DATA LINES:
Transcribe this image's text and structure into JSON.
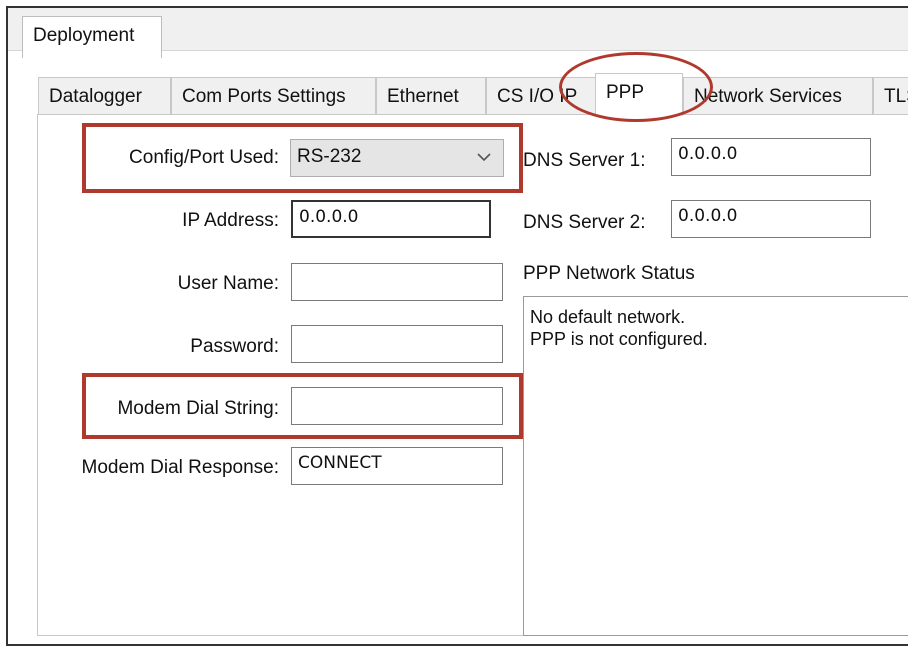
{
  "top_tab": "Deployment",
  "tabs": [
    {
      "label": "Datalogger"
    },
    {
      "label": "Com Ports Settings"
    },
    {
      "label": "Ethernet"
    },
    {
      "label": "CS I/O IP"
    },
    {
      "label": "PPP"
    },
    {
      "label": "Network Services"
    },
    {
      "label": "TLS"
    }
  ],
  "active_tab": "PPP",
  "form": {
    "config_port": {
      "label": "Config/Port Used:",
      "value": "RS-232"
    },
    "ip_address": {
      "label": "IP Address:",
      "value": "0.0.0.0"
    },
    "user_name": {
      "label": "User Name:",
      "value": ""
    },
    "password": {
      "label": "Password:",
      "value": ""
    },
    "modem_dial_string": {
      "label": "Modem Dial String:",
      "value": ""
    },
    "modem_dial_response": {
      "label": "Modem Dial Response:",
      "value": "CONNECT"
    },
    "dns1": {
      "label": "DNS Server 1:",
      "value": "0.0.0.0"
    },
    "dns2": {
      "label": "DNS Server 2:",
      "value": "0.0.0.0"
    }
  },
  "status": {
    "title": "PPP Network Status",
    "lines": [
      "No default network.",
      "PPP is not configured."
    ]
  },
  "highlight_color": "#b0392d",
  "icons": {
    "dropdown": "chevron-down-icon"
  }
}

CHALLENGE:
Every record must be copied exactly, with the pictures left out.

RESPONSE TO THE TASK:
Transcribe this image's text and structure into JSON.
{
  "top_tab": "Deployment",
  "tabs": [
    {
      "label": "Datalogger"
    },
    {
      "label": "Com Ports Settings"
    },
    {
      "label": "Ethernet"
    },
    {
      "label": "CS I/O IP"
    },
    {
      "label": "PPP"
    },
    {
      "label": "Network Services"
    },
    {
      "label": "TLS"
    }
  ],
  "active_tab": "PPP",
  "form": {
    "config_port": {
      "label": "Config/Port Used:",
      "value": "RS-232"
    },
    "ip_address": {
      "label": "IP Address:",
      "value": "0.0.0.0"
    },
    "user_name": {
      "label": "User Name:",
      "value": ""
    },
    "password": {
      "label": "Password:",
      "value": ""
    },
    "modem_dial_string": {
      "label": "Modem Dial String:",
      "value": ""
    },
    "modem_dial_response": {
      "label": "Modem Dial Response:",
      "value": "CONNECT"
    },
    "dns1": {
      "label": "DNS Server 1:",
      "value": "0.0.0.0"
    },
    "dns2": {
      "label": "DNS Server 2:",
      "value": "0.0.0.0"
    }
  },
  "status": {
    "title": "PPP Network Status",
    "lines": [
      "No default network.",
      "PPP is not configured."
    ]
  },
  "highlight_color": "#b0392d",
  "icons": {
    "dropdown": "chevron-down-icon"
  }
}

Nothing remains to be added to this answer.